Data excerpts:
* * * *
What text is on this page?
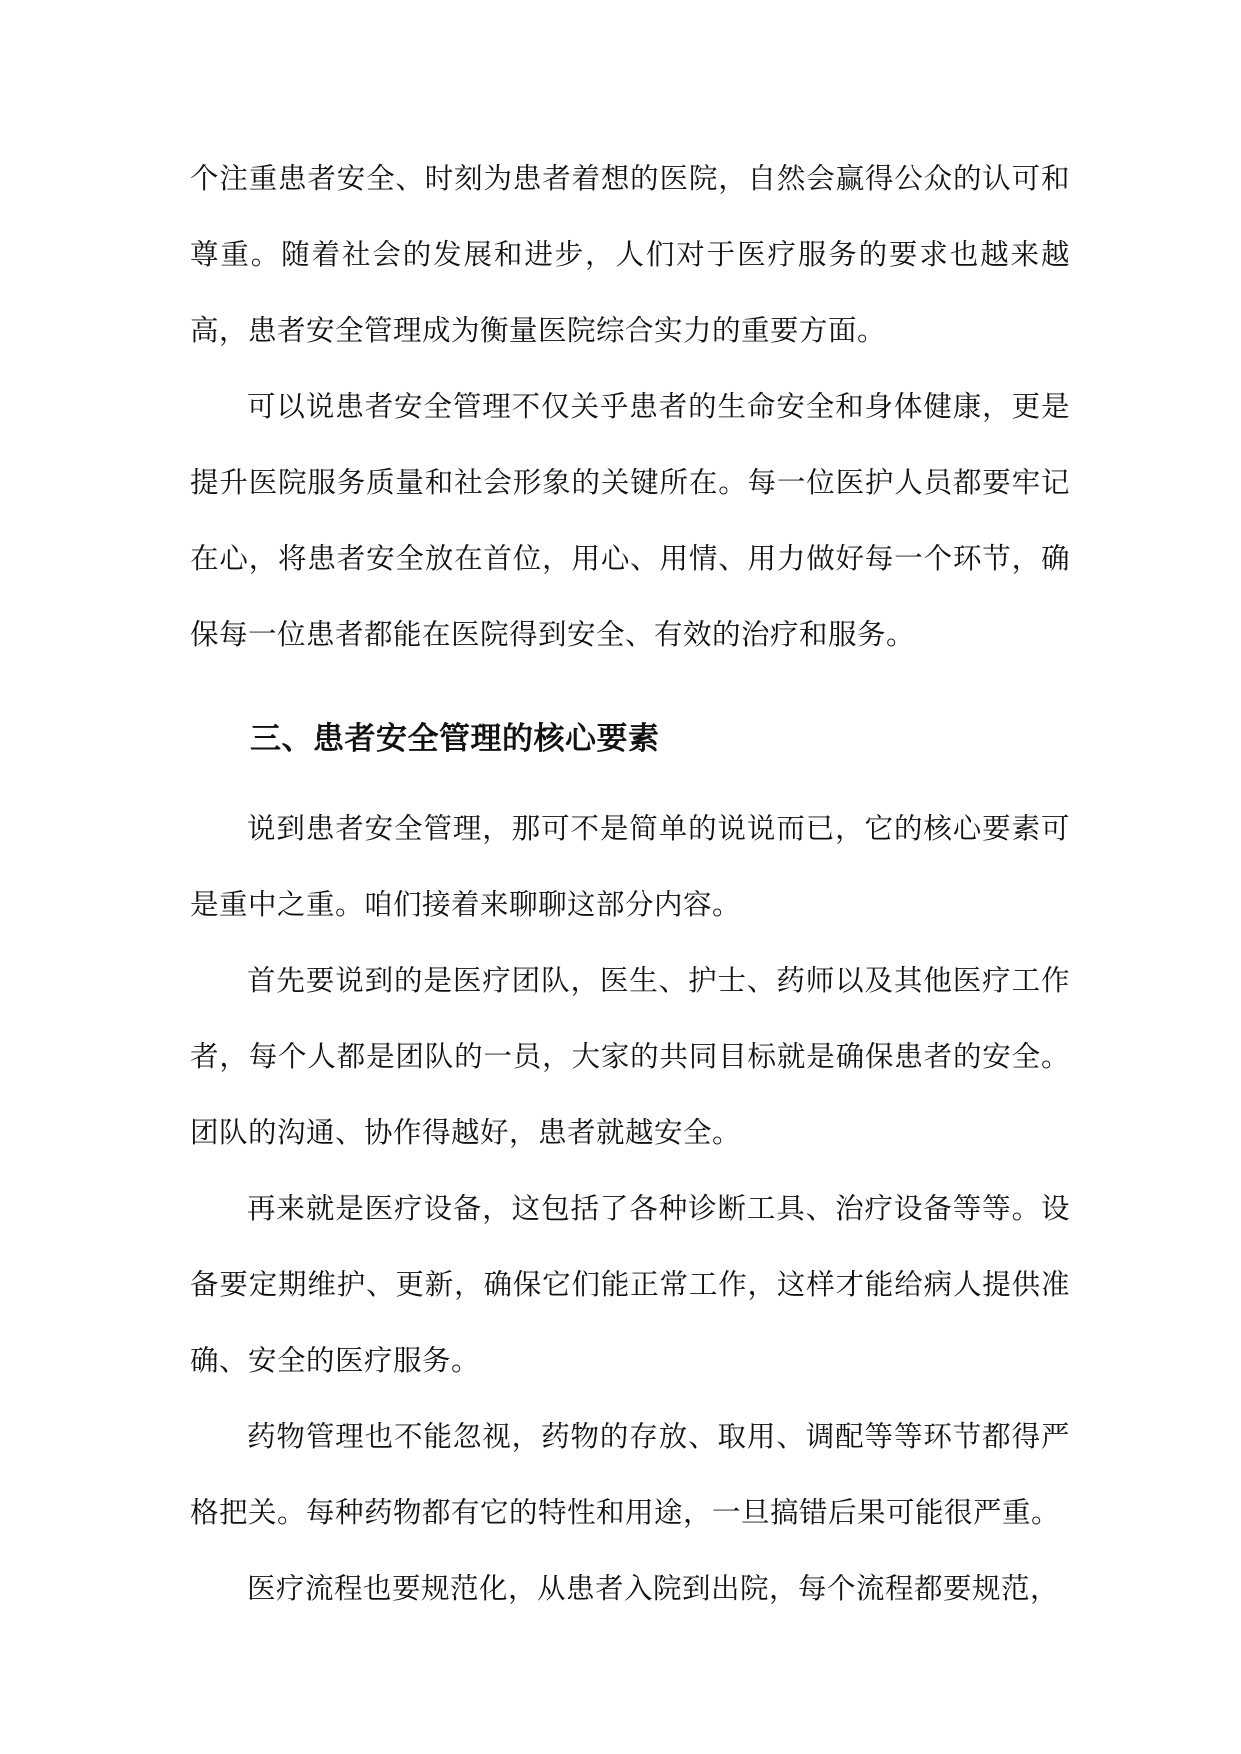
个注重患者安全、时刻为患者着想的医院，自然会赢得公众的认可和尊重。随着社会的发展和进步，人们对于医疗服务的要求也越来越高，患者安全管理成为衡量医院综合实力的重要方面。

可以说患者安全管理不仅关乎患者的生命安全和身体健康，更是提升医院服务质量和社会形象的关键所在。每一位医护人员都要牢记在心，将患者安全放在首位，用心、用情、用力做好每一个环节，确保每一位患者都能在医院得到安全、有效的治疗和服务。

三、患者安全管理的核心要素

说到患者安全管理，那可不是简单的说说而已，它的核心要素可是重中之重。咱们接着来聊聊这部分内容。

首先要说到的是医疗团队，医生、护士、药师以及其他医疗工作者，每个人都是团队的一员，大家的共同目标就是确保患者的安全。团队的沟通、协作得越好，患者就越安全。

再来就是医疗设备，这包括了各种诊断工具、治疗设备等等。设备要定期维护、更新，确保它们能正常工作，这样才能给病人提供准确、安全的医疗服务。

药物管理也不能忽视，药物的存放、取用、调配等等环节都得严格把关。每种药物都有它的特性和用途，一旦搞错后果可能很严重。

医疗流程也要规范化，从患者入院到出院，每个流程都要规范，
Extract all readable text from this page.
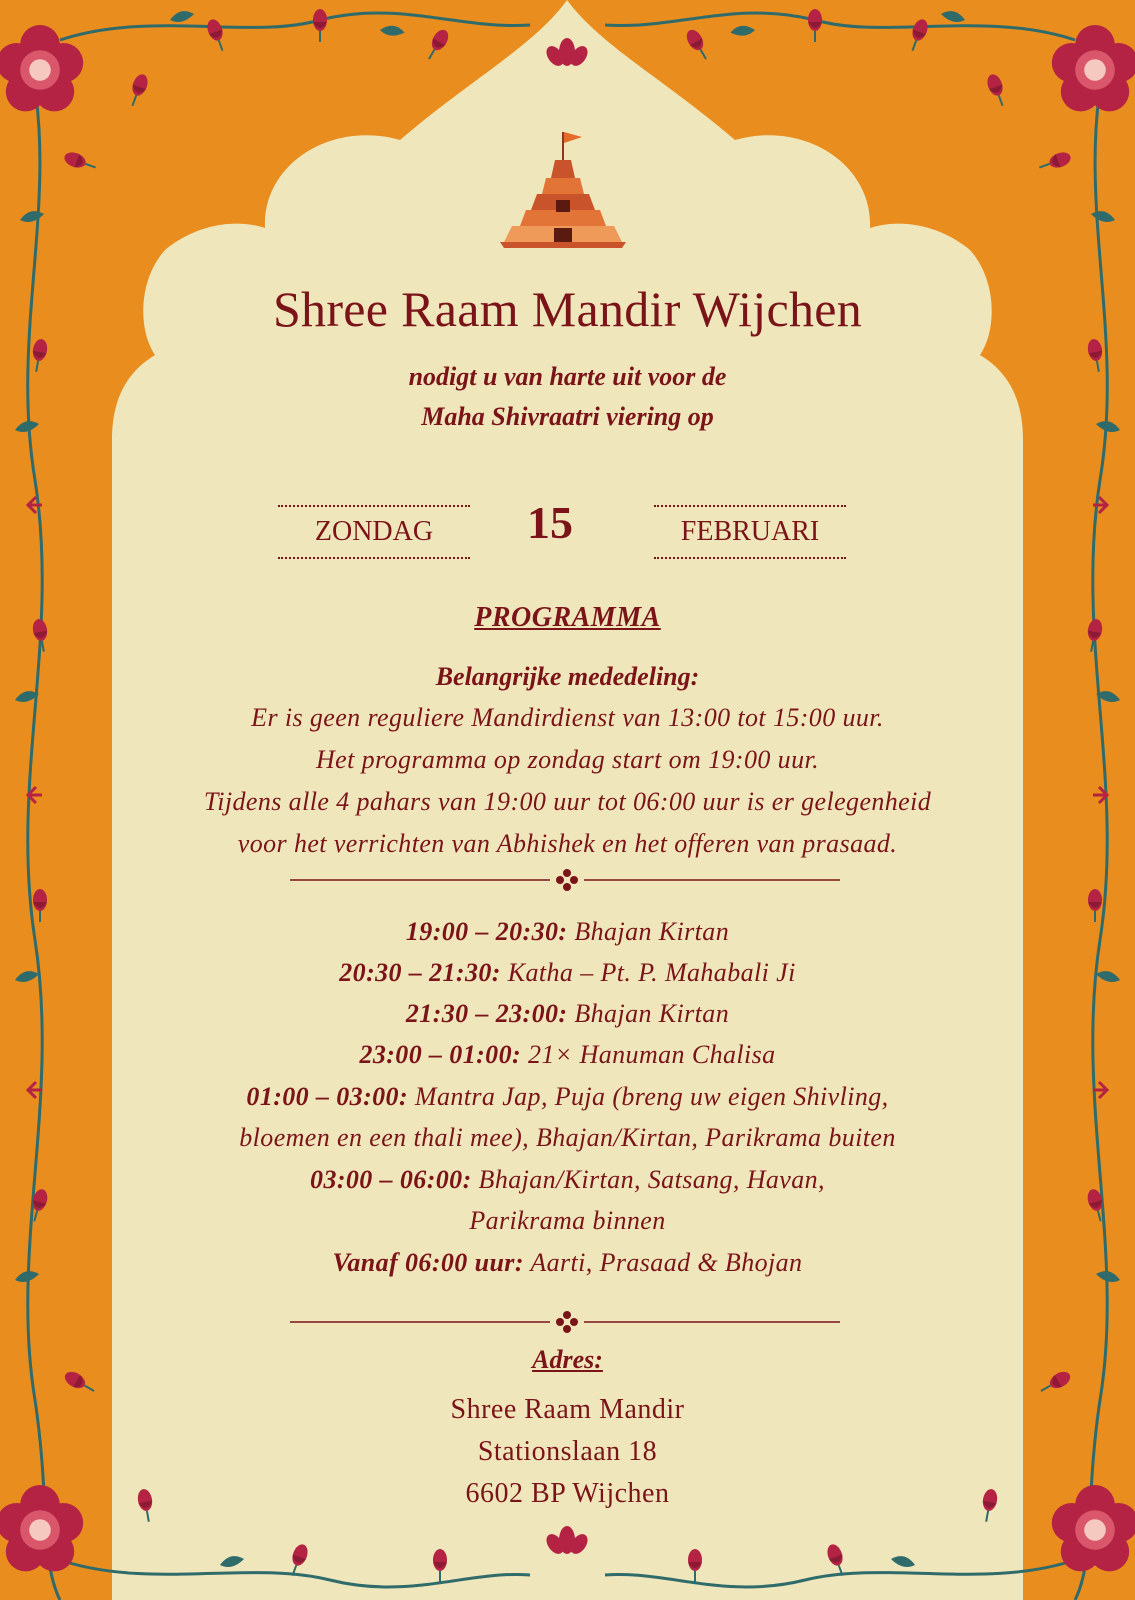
Shree Raam Mandir Wijchen
nodigt u van harte uit voor de
Maha Shivraatri viering op
ZONDAG	15	FEBRUARI
PROGRAMMA
Belangrijke mededeling:
Er is geen reguliere Mandirdienst van 13:00 tot 15:00 uur.
Het programma op zondag start om 19:00 uur.
Tijdens alle 4 pahars van 19:00 uur tot 06:00 uur is er gelegenheid
voor het verrichten van Abhishek en het offeren van prasaad.
19:00 – 20:30: Bhajan Kirtan
20:30 – 21:30: Katha – Pt. P. Mahabali Ji
21:30 – 23:00: Bhajan Kirtan
23:00 – 01:00: 21× Hanuman Chalisa
01:00 – 03:00: Mantra Jap, Puja (breng uw eigen Shivling,
bloemen en een thali mee), Bhajan/Kirtan, Parikrama buiten
03:00 – 06:00: Bhajan/Kirtan, Satsang, Havan,
Parikrama binnen
Vanaf 06:00 uur: Aarti, Prasaad & Bhojan
Adres:
Shree Raam Mandir
Stationslaan 18
6602 BP Wijchen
* * * *
• REQUIREMENTS: Go through the material above and count the lines that contain "Raam"; give that number alone.

• FULL SOLUTION: 2